From the entries below, list each line with "members".

═════ Data extract ═════

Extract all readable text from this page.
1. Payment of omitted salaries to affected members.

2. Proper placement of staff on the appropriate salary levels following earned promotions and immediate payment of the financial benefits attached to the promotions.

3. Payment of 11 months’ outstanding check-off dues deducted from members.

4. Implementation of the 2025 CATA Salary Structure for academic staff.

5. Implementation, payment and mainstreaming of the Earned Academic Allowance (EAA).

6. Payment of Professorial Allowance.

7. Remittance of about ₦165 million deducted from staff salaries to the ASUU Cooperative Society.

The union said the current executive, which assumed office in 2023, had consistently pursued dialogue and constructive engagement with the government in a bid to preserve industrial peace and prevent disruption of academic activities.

═════

▶ **Output**
1. Payment of omitted salaries to affected members.
3. Payment of 11 months’ outstanding check-off dues deducted from members.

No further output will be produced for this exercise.